(What is expected):
Repeat each line exactly as it is written.

(Dataset records):
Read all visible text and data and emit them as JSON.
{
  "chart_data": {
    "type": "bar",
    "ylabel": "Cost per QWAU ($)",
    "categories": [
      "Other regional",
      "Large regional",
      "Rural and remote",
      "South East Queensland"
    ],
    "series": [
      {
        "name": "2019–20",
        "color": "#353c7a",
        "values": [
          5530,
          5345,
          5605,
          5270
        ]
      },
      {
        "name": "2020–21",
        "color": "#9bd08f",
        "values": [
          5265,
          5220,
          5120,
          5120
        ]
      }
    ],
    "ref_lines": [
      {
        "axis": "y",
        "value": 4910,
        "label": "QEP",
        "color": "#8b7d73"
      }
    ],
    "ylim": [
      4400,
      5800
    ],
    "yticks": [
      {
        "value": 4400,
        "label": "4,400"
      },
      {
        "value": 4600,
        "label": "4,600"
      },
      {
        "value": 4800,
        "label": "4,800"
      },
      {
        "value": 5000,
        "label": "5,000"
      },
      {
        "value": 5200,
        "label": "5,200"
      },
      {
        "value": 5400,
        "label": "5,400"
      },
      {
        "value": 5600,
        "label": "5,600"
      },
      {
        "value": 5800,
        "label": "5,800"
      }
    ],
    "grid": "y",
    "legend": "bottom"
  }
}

(Solution):
Read all visible text and data and emit them as JSON.
{
  "chart_data": {
    "type": "bar",
    "ylabel": "Cost per QWAU ($)",
    "categories": [
      "Other regional",
      "Large regional",
      "Rural and remote",
      "South East Queensland"
    ],
    "series": [
      {
        "name": "2019–20",
        "color": "#353c7a",
        "values": [
          5530,
          5345,
          5605,
          5270
        ]
      },
      {
        "name": "2020–21",
        "color": "#9bd08f",
        "values": [
          5265,
          5220,
          5120,
          5120
        ]
      }
    ],
    "ref_lines": [
      {
        "axis": "y",
        "value": 4910,
        "label": "QEP",
        "color": "#8b7d73"
      }
    ],
    "ylim": [
      4400,
      5800
    ],
    "yticks": [
      {
        "value": 4400,
        "label": "4,400"
      },
      {
        "value": 4600,
        "label": "4,600"
      },
      {
        "value": 4800,
        "label": "4,800"
      },
      {
        "value": 5000,
        "label": "5,000"
      },
      {
        "value": 5200,
        "label": "5,200"
      },
      {
        "value": 5400,
        "label": "5,400"
      },
      {
        "value": 5600,
        "label": "5,600"
      },
      {
        "value": 5800,
        "label": "5,800"
      }
    ],
    "grid": "y",
    "legend": "bottom"
  }
}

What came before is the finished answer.